## start Given information
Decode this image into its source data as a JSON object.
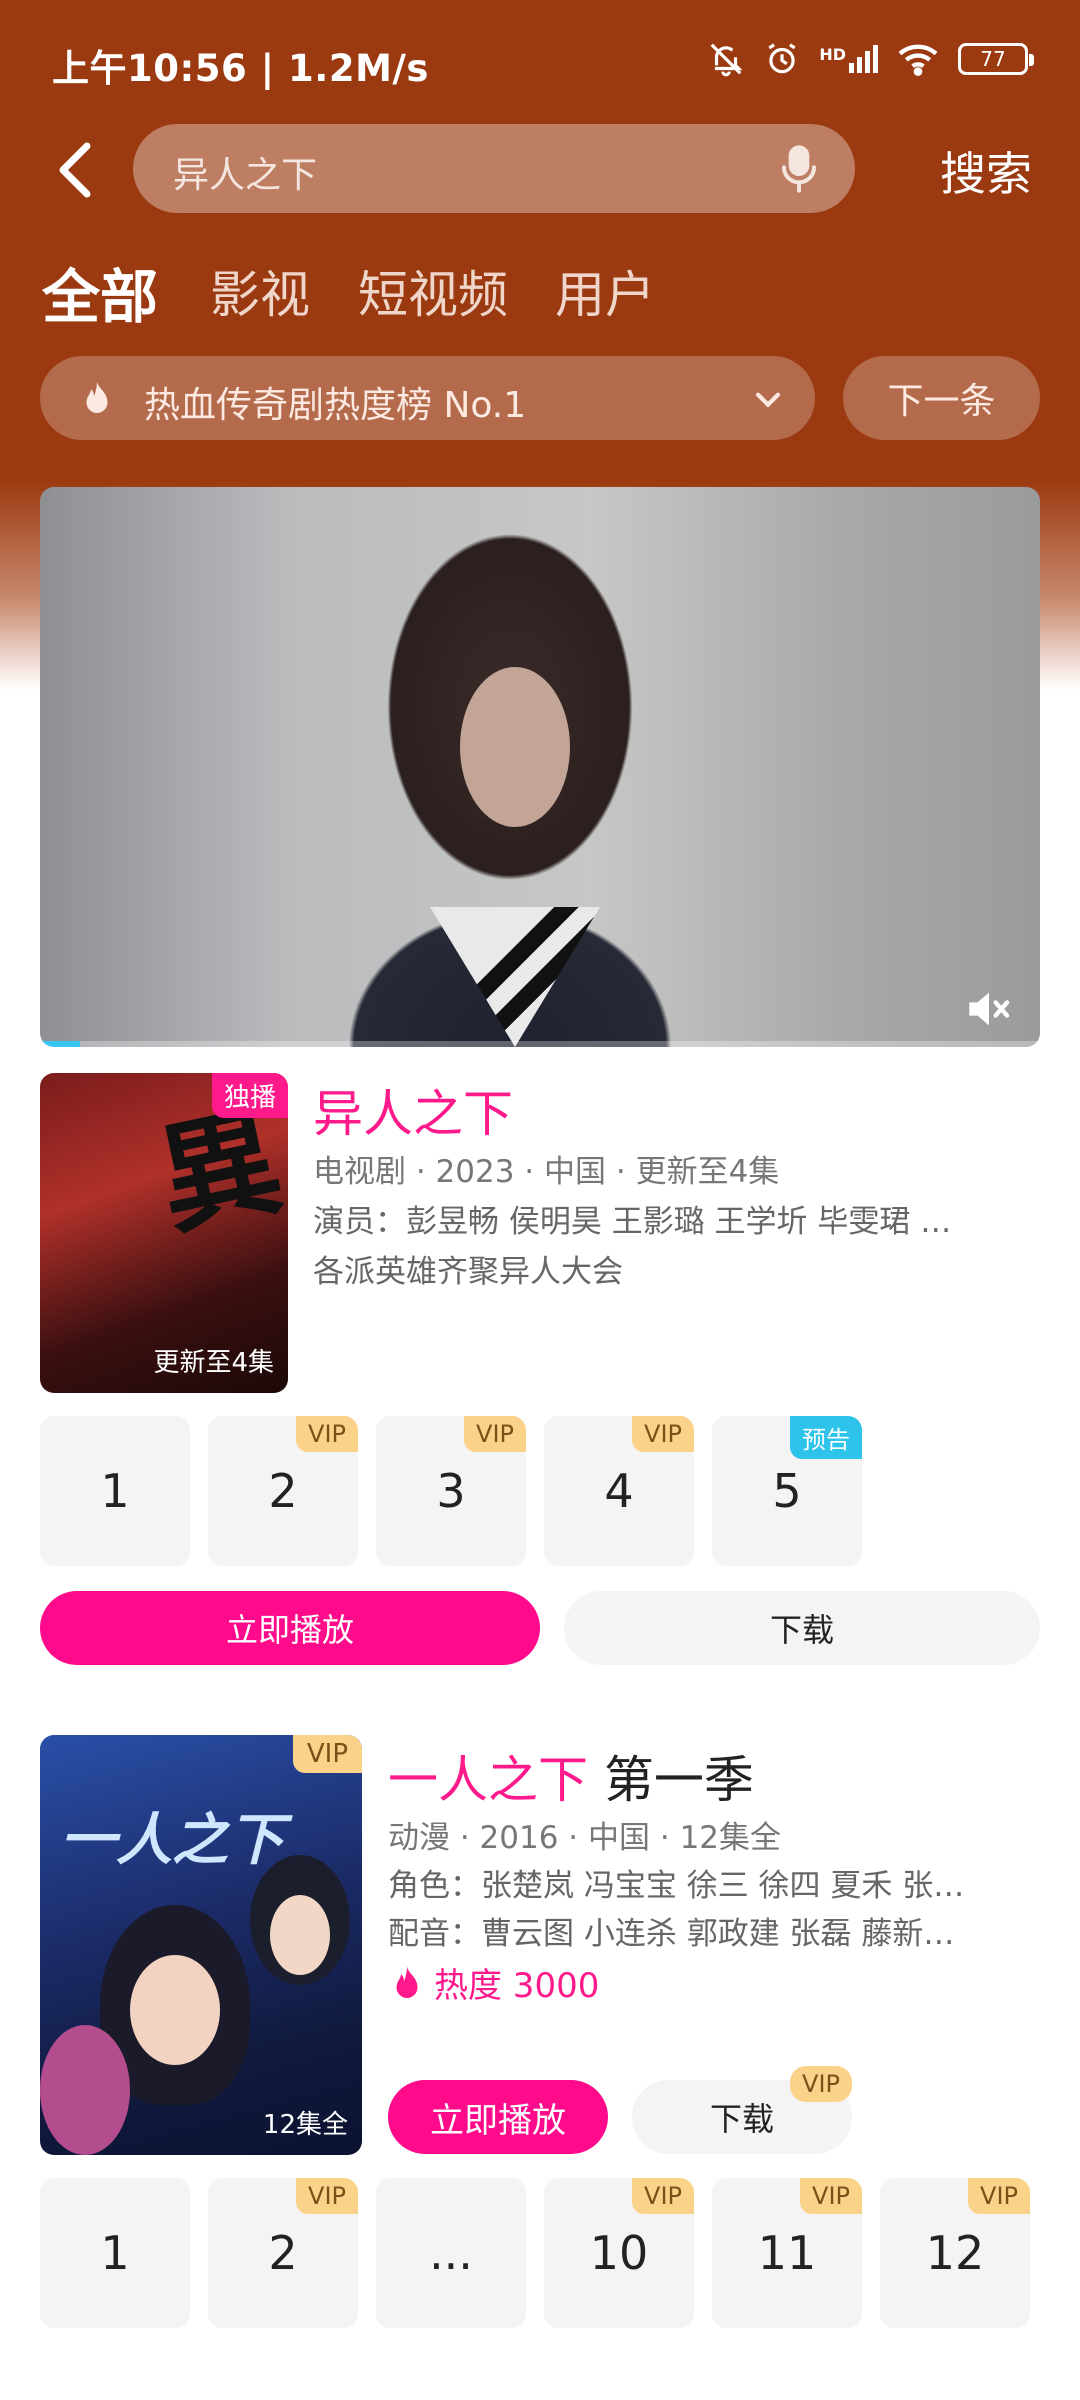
{
  "status": {
    "time": "上午10:56 | 1.2M/s",
    "battery": "77",
    "network": "HD"
  },
  "header": {
    "search_value": "异人之下",
    "search_button": "搜索"
  },
  "tabs": [
    {
      "label": "全部",
      "active": true
    },
    {
      "label": "影视",
      "active": false
    },
    {
      "label": "短视频",
      "active": false
    },
    {
      "label": "用户",
      "active": false
    }
  ],
  "hot_banner": {
    "text": "热血传奇剧热度榜 No.1",
    "next_label": "下一条"
  },
  "video": {
    "progress_fraction": 0.04,
    "accent_color": "#35c6f4"
  },
  "show1": {
    "badge": "独播",
    "poster_caption": "更新至4集",
    "title": "异人之下",
    "meta": "电视剧 · 2023 · 中国 · 更新至4集",
    "cast": "演员：彭昱畅 侯明昊 王影璐 王学圻 毕雯珺 …",
    "desc": "各派英雄齐聚异人大会",
    "episodes": [
      {
        "num": "1",
        "tag": ""
      },
      {
        "num": "2",
        "tag": "VIP"
      },
      {
        "num": "3",
        "tag": "VIP"
      },
      {
        "num": "4",
        "tag": "VIP"
      },
      {
        "num": "5",
        "tag": "预告"
      }
    ],
    "play_label": "立即播放",
    "download_label": "下载"
  },
  "show2": {
    "badge": "VIP",
    "poster_caption": "12集全",
    "title_highlight": "一人之下",
    "title_rest": " 第一季",
    "meta": "动漫 · 2016 · 中国 · 12集全",
    "roles": "角色：张楚岚 冯宝宝 徐三 徐四 夏禾 张…",
    "voice": "配音：曹云图 小连杀 郭政建 张磊 藤新…",
    "heat": "热度 3000",
    "play_label": "立即播放",
    "download_label": "下载",
    "download_badge": "VIP",
    "episodes": [
      {
        "num": "1",
        "tag": ""
      },
      {
        "num": "2",
        "tag": "VIP"
      },
      {
        "num": "...",
        "tag": ""
      },
      {
        "num": "10",
        "tag": "VIP"
      },
      {
        "num": "11",
        "tag": "VIP"
      },
      {
        "num": "12",
        "tag": "VIP"
      }
    ]
  },
  "colors": {
    "header_bg": "#9b3a10",
    "accent_pink": "#ff1a8c",
    "play_button": "#ff0a8a",
    "vip_tag": "#fbd28a",
    "preview_tag": "#2dc3ea"
  }
}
## end Given information
§ Task goal
Omit each picture, then return all of the listing exactly as it stands.

§ Correct response
Decode this image into its source data as a JSON object.
{
  "status": {
    "time": "上午10:56 | 1.2M/s",
    "battery": "77",
    "network": "HD"
  },
  "header": {
    "search_value": "异人之下",
    "search_button": "搜索"
  },
  "tabs": [
    {
      "label": "全部",
      "active": true
    },
    {
      "label": "影视",
      "active": false
    },
    {
      "label": "短视频",
      "active": false
    },
    {
      "label": "用户",
      "active": false
    }
  ],
  "hot_banner": {
    "text": "热血传奇剧热度榜 No.1",
    "next_label": "下一条"
  },
  "video": {
    "progress_fraction": 0.04,
    "accent_color": "#35c6f4"
  },
  "show1": {
    "badge": "独播",
    "poster_caption": "更新至4集",
    "title": "异人之下",
    "meta": "电视剧 · 2023 · 中国 · 更新至4集",
    "cast": "演员：彭昱畅 侯明昊 王影璐 王学圻 毕雯珺 …",
    "desc": "各派英雄齐聚异人大会",
    "episodes": [
      {
        "num": "1",
        "tag": ""
      },
      {
        "num": "2",
        "tag": "VIP"
      },
      {
        "num": "3",
        "tag": "VIP"
      },
      {
        "num": "4",
        "tag": "VIP"
      },
      {
        "num": "5",
        "tag": "预告"
      }
    ],
    "play_label": "立即播放",
    "download_label": "下载"
  },
  "show2": {
    "badge": "VIP",
    "poster_caption": "12集全",
    "title_highlight": "一人之下",
    "title_rest": " 第一季",
    "meta": "动漫 · 2016 · 中国 · 12集全",
    "roles": "角色：张楚岚 冯宝宝 徐三 徐四 夏禾 张…",
    "voice": "配音：曹云图 小连杀 郭政建 张磊 藤新…",
    "heat": "热度 3000",
    "play_label": "立即播放",
    "download_label": "下载",
    "download_badge": "VIP",
    "episodes": [
      {
        "num": "1",
        "tag": ""
      },
      {
        "num": "2",
        "tag": "VIP"
      },
      {
        "num": "...",
        "tag": ""
      },
      {
        "num": "10",
        "tag": "VIP"
      },
      {
        "num": "11",
        "tag": "VIP"
      },
      {
        "num": "12",
        "tag": "VIP"
      }
    ]
  },
  "colors": {
    "header_bg": "#9b3a10",
    "accent_pink": "#ff1a8c",
    "play_button": "#ff0a8a",
    "vip_tag": "#fbd28a",
    "preview_tag": "#2dc3ea"
  }
}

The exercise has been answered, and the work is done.